BEGIN Data excerpts
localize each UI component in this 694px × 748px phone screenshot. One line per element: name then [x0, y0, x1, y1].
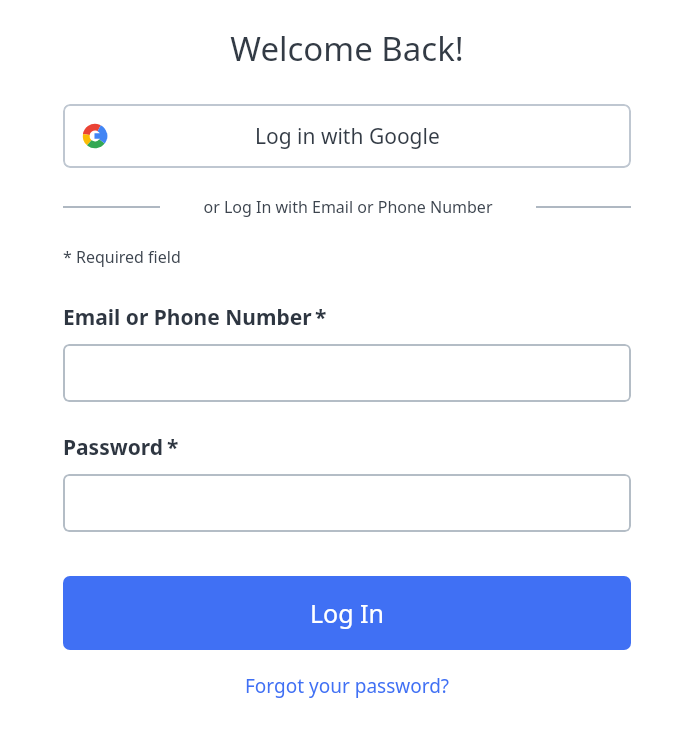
button[interactable]: Log In [63, 576, 631, 650]
staticText: or Log In with Email or Phone Number [170, 196, 526, 218]
button[interactable]: Google logo [63, 104, 631, 168]
staticText: Log in with Google [255, 122, 440, 151]
button[interactable] [63, 344, 631, 402]
staticText: * [315, 303, 327, 332]
button[interactable]: Forgot your password? [239, 670, 456, 702]
button[interactable] [63, 474, 631, 532]
staticText: * [167, 433, 179, 462]
other: Google logo [82, 123, 108, 149]
staticText: Log In [310, 596, 385, 630]
staticText: Password [63, 433, 164, 462]
staticText: * Required field [63, 246, 181, 268]
staticText: Email or Phone Number [63, 303, 312, 332]
staticText: Welcome Back! [63, 26, 631, 71]
staticText: Forgot your password? [245, 673, 450, 699]
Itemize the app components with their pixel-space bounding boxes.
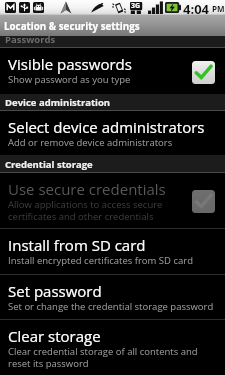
staticText: Install from SD card [8, 235, 146, 255]
staticText: Show password as you type [8, 73, 131, 86]
other: Visible passwords toggle [192, 61, 215, 84]
button[interactable]: Clear storage [0, 320, 225, 375]
button[interactable]: Use secure credentials [0, 173, 225, 228]
button[interactable]: Visible passwords [0, 48, 225, 94]
other: Use secure credentials toggle [192, 190, 215, 213]
staticText: Add or remove device administrators [8, 136, 173, 149]
staticText: PM [212, 3, 225, 14]
button[interactable]: Select device administrators [0, 111, 225, 155]
staticText: Clear credential storage of all contents… [8, 345, 198, 369]
staticText: Device administration [5, 96, 111, 109]
staticText: 3G [131, 1, 141, 11]
staticText: 4:04 [183, 0, 210, 15]
staticText: Passwords [5, 33, 56, 45]
staticText: Set or change the credential storage pas… [8, 300, 214, 313]
button[interactable]: Set password [0, 275, 225, 319]
staticText: Install encrypted certificates from SD c… [8, 254, 193, 267]
staticText: Location & security settings [4, 20, 140, 33]
staticText: Select device administrators [8, 117, 205, 137]
staticText: Set password [8, 281, 102, 301]
staticText: Allow applications to access secure cert… [8, 198, 163, 222]
staticText: Clear storage [8, 326, 101, 346]
button[interactable]: Install from SD card [0, 229, 225, 274]
staticText: Credential storage [5, 158, 93, 171]
staticText: Use secure credentials [8, 179, 166, 199]
staticText: Visible passwords [8, 54, 132, 74]
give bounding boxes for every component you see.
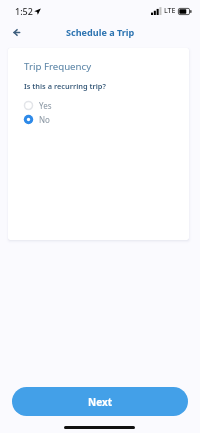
staticText: Is this a recurring trip? [24, 81, 106, 91]
staticText: 1:52 [15, 5, 33, 17]
staticText: Schedule a Trip [66, 26, 135, 38]
button[interactable]: Next [12, 387, 188, 416]
staticText: LTE [164, 6, 176, 16]
button[interactable]: Back [7, 23, 25, 41]
button[interactable]: No [23, 113, 83, 126]
staticText: No [39, 114, 50, 125]
staticText: Yes [39, 100, 52, 111]
button[interactable]: Yes [23, 99, 83, 112]
staticText: Trip Frequency [24, 60, 92, 73]
staticText: Next [88, 395, 113, 409]
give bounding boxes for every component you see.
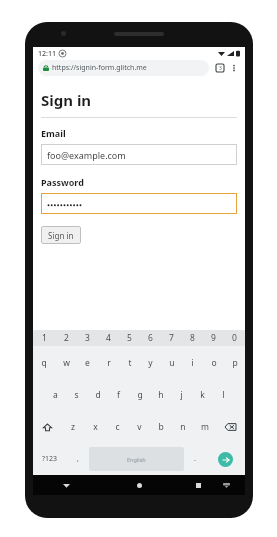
button[interactable]: 7 [161,330,182,346]
button[interactable]: 5 [119,330,140,346]
staticText: a [53,389,58,401]
button[interactable]: 1 [33,330,55,346]
staticText: Sign in [48,230,74,241]
button[interactable]: d [87,379,108,411]
button[interactable]: q [33,346,55,379]
button[interactable]: h [150,379,171,411]
button[interactable]: Shift [33,411,62,443]
staticText: k [200,389,205,401]
button[interactable]: o [203,346,224,379]
staticText: d [95,389,101,401]
staticText: 0 [232,332,237,344]
staticText: v [137,421,142,433]
staticText: n [180,421,186,433]
staticText: g [137,389,143,401]
staticText: ?123 [42,454,58,464]
button[interactable]: e [77,346,98,379]
staticText: r [107,357,111,369]
staticText: e [85,357,90,369]
staticText: 12:11 [38,49,56,59]
button[interactable]: 0 [224,330,245,346]
button[interactable]: 9 [203,330,224,346]
button[interactable]: c [106,411,128,443]
button[interactable] [41,193,237,214]
staticText: p [232,357,238,369]
staticText: , [77,454,79,464]
button[interactable]: l [213,379,234,411]
staticText: c [115,421,120,433]
button[interactable]: 6 [140,330,161,346]
button[interactable]: foo@example.com [41,144,237,165]
staticText: b [158,421,164,433]
button[interactable]: Go [218,452,233,467]
staticText: t [128,357,132,369]
button[interactable]: Sign in [41,226,81,244]
button[interactable]: j [171,379,192,411]
button[interactable]: b [150,411,172,443]
button[interactable]: p [224,346,245,379]
button[interactable]: https://signin-form.glitch.me [38,60,209,76]
button[interactable]: u [161,346,182,379]
button[interactable]: t [119,346,140,379]
button[interactable]: s [66,379,87,411]
button[interactable]: r [98,346,119,379]
button[interactable]: Back [59,478,73,492]
staticText: j [180,389,183,401]
button[interactable]: g [129,379,150,411]
staticText: x [93,421,98,433]
staticText: . [194,454,196,464]
staticText: 4 [106,332,111,344]
button[interactable]: More options [228,62,240,74]
button[interactable]: Tabs [214,62,226,74]
button[interactable]: v [128,411,150,443]
staticText: 6 [148,332,153,344]
button[interactable]: Recents [191,478,205,492]
staticText: Sign in [41,90,92,110]
staticText: 5 [127,332,132,344]
staticText: English [127,456,146,463]
button[interactable]: i [182,346,203,379]
staticText: f [117,389,120,401]
staticText: q [41,357,47,369]
button[interactable]: m [194,411,216,443]
staticText: o [211,357,217,369]
button[interactable]: w [55,346,77,379]
button[interactable]: z [62,411,84,443]
staticText: h [158,389,164,401]
button[interactable]: 3 [77,330,98,346]
staticText: 3 [85,332,90,344]
button[interactable]: n [172,411,194,443]
button[interactable]: English [89,447,184,471]
button[interactable]: Hide keyboard [219,478,233,492]
staticText: i [191,357,194,369]
staticText: Password [41,176,84,188]
button[interactable]: Backspace [216,411,245,443]
staticText: 8 [190,332,195,344]
button[interactable]: k [192,379,213,411]
button[interactable]: 2 [55,330,77,346]
staticText: w [63,357,70,369]
staticText: 2 [64,332,69,344]
button[interactable]: a [45,379,66,411]
button[interactable]: x [84,411,106,443]
staticText: 1 [42,332,47,344]
staticText: 3 [219,65,222,72]
button[interactable]: 8 [182,330,203,346]
staticText: u [169,357,175,369]
staticText: https://signin-form.glitch.me [52,63,147,73]
button[interactable]: y [140,346,161,379]
staticText: z [71,421,75,433]
button[interactable]: Home [132,478,146,492]
button[interactable]: 4 [98,330,119,346]
staticText: l [222,389,225,401]
button[interactable]: ?123 [33,443,67,475]
staticText: y [148,357,153,369]
staticText: 7 [169,332,174,344]
staticText: 9 [211,332,216,344]
button[interactable]: , [67,443,89,475]
button[interactable]: f [108,379,129,411]
staticText: s [74,389,79,401]
staticText: foo@example.com [47,149,126,161]
staticText: m [201,421,209,433]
END Data excerpts
-- Job --
Copy all the rows above with every "staticText" swapped for "label" and nothing else changed. Leave out the picture lines.

-- The completed task --
localize each UI component in this 694px × 748px phone screenshot. One line per element: name then [x0, y0, x1, y1].
button[interactable]: Log In [63, 576, 631, 650]
label: or Log In with Email or Phone Number [170, 196, 526, 218]
button[interactable]: Google logo [63, 104, 631, 168]
label: Log in with Google [255, 122, 440, 151]
button[interactable] [63, 344, 631, 402]
label: * [315, 303, 327, 332]
button[interactable]: Forgot your password? [239, 670, 456, 702]
button[interactable] [63, 474, 631, 532]
label: * [167, 433, 179, 462]
other: Google logo [82, 123, 108, 149]
label: Log In [310, 596, 385, 630]
label: Password [63, 433, 164, 462]
label: * Required field [63, 246, 181, 268]
label: Email or Phone Number [63, 303, 312, 332]
label: Welcome Back! [63, 26, 631, 71]
label: Forgot your password? [245, 673, 450, 699]
Itemize the app components with their pixel-space bounding boxes.
label: Install from SD card [8, 235, 146, 255]
label: Show password as you type [8, 73, 131, 86]
other: Visible passwords toggle [192, 61, 215, 84]
button[interactable]: Clear storage [0, 320, 225, 375]
button[interactable]: Use secure credentials [0, 173, 225, 228]
button[interactable]: Visible passwords [0, 48, 225, 94]
other: Use secure credentials toggle [192, 190, 215, 213]
label: Add or remove device administrators [8, 136, 173, 149]
label: PM [212, 3, 225, 14]
button[interactable]: Select device administrators [0, 111, 225, 155]
label: Clear credential storage of all contents… [8, 345, 198, 369]
label: Device administration [5, 96, 111, 109]
label: 3G [131, 1, 141, 11]
label: 4:04 [183, 0, 210, 15]
label: Passwords [5, 33, 56, 45]
label: Set or change the credential storage pas… [8, 300, 214, 313]
button[interactable]: Set password [0, 275, 225, 319]
label: Install encrypted certificates from SD c… [8, 254, 193, 267]
label: Location & security settings [4, 20, 140, 33]
label: Select device administrators [8, 117, 205, 137]
label: Set password [8, 281, 102, 301]
label: Allow applications to access secure cert… [8, 198, 163, 222]
label: Clear storage [8, 326, 101, 346]
button[interactable]: Install from SD card [0, 229, 225, 274]
label: Credential storage [5, 158, 93, 171]
label: Use secure credentials [8, 179, 166, 199]
label: Visible passwords [8, 54, 132, 74]
give bounding boxes for every component you see.
label: Is this a recurring trip? [24, 81, 106, 91]
label: 1:52 [15, 5, 33, 17]
label: Schedule a Trip [66, 26, 135, 38]
button[interactable]: Next [12, 387, 188, 416]
label: LTE [164, 6, 176, 16]
button[interactable]: Back [7, 23, 25, 41]
button[interactable]: No [23, 113, 83, 126]
label: No [39, 114, 50, 125]
label: Yes [39, 100, 52, 111]
button[interactable]: Yes [23, 99, 83, 112]
label: Trip Frequency [24, 60, 92, 73]
label: Next [88, 395, 113, 409]
give bounding boxes for every component you see.
button[interactable]: 7 [161,330,182,346]
button[interactable]: 5 [119,330,140,346]
label: a [53,389,58,401]
button[interactable]: 1 [33,330,55,346]
label: Sign in [48,230,74,241]
button[interactable]: d [87,379,108,411]
button[interactable]: q [33,346,55,379]
button[interactable]: h [150,379,171,411]
button[interactable]: Shift [33,411,62,443]
label: k [200,389,205,401]
button[interactable]: o [203,346,224,379]
label: d [95,389,101,401]
label: 0 [232,332,237,344]
label: v [137,421,142,433]
label: n [180,421,186,433]
label: g [137,389,143,401]
label: ?123 [42,454,58,464]
button[interactable]: e [77,346,98,379]
label: r [107,357,111,369]
label: e [85,357,90,369]
label: 12:11 [38,49,56,59]
button[interactable]: 0 [224,330,245,346]
button[interactable]: 9 [203,330,224,346]
button[interactable]: c [106,411,128,443]
button[interactable] [41,193,237,214]
label: p [232,357,238,369]
label: , [77,454,79,464]
button[interactable]: l [213,379,234,411]
label: c [115,421,120,433]
button[interactable]: 6 [140,330,161,346]
button[interactable]: foo@example.com [41,144,237,165]
label: b [158,421,164,433]
button[interactable]: Go [218,452,233,467]
label: t [128,357,132,369]
button[interactable]: Sign in [41,226,81,244]
button[interactable]: j [171,379,192,411]
button[interactable]: b [150,411,172,443]
button[interactable]: p [224,346,245,379]
button[interactable]: https://signin-form.glitch.me [38,60,209,76]
button[interactable]: u [161,346,182,379]
button[interactable]: t [119,346,140,379]
button[interactable]: s [66,379,87,411]
button[interactable]: r [98,346,119,379]
button[interactable]: Back [59,478,73,492]
label: j [180,389,183,401]
button[interactable]: g [129,379,150,411]
label: x [93,421,98,433]
label: . [194,454,196,464]
label: 4 [106,332,111,344]
button[interactable]: More options [228,62,240,74]
button[interactable]: Tabs [214,62,226,74]
button[interactable]: v [128,411,150,443]
label: 6 [148,332,153,344]
button[interactable]: Recents [191,478,205,492]
label: Sign in [41,90,92,110]
label: 5 [127,332,132,344]
label: English [127,456,146,463]
button[interactable]: i [182,346,203,379]
label: f [117,389,120,401]
label: q [41,357,47,369]
button[interactable]: m [194,411,216,443]
label: o [211,357,217,369]
button[interactable]: w [55,346,77,379]
button[interactable]: z [62,411,84,443]
label: h [158,389,164,401]
button[interactable]: 3 [77,330,98,346]
label: 3 [85,332,90,344]
button[interactable]: n [172,411,194,443]
button[interactable]: English [89,447,184,471]
button[interactable]: Hide keyboard [219,478,233,492]
label: i [191,357,194,369]
label: Password [41,176,84,188]
button[interactable]: Backspace [216,411,245,443]
label: 8 [190,332,195,344]
button[interactable]: k [192,379,213,411]
button[interactable]: 2 [55,330,77,346]
label: w [63,357,70,369]
label: 2 [64,332,69,344]
button[interactable]: a [45,379,66,411]
button[interactable]: x [84,411,106,443]
label: 1 [42,332,47,344]
label: 3 [219,65,222,72]
button[interactable]: 8 [182,330,203,346]
label: u [169,357,175,369]
label: https://signin-form.glitch.me [52,63,147,73]
button[interactable]: y [140,346,161,379]
label: z [71,421,75,433]
button[interactable]: Home [132,478,146,492]
button[interactable]: 4 [98,330,119,346]
label: l [222,389,225,401]
button[interactable]: ?123 [33,443,67,475]
label: y [148,357,153,369]
label: 7 [169,332,174,344]
label: 9 [211,332,216,344]
button[interactable]: , [67,443,89,475]
button[interactable]: f [108,379,129,411]
label: s [74,389,79,401]
label: foo@example.com [47,149,126,161]
label: m [201,421,209,433]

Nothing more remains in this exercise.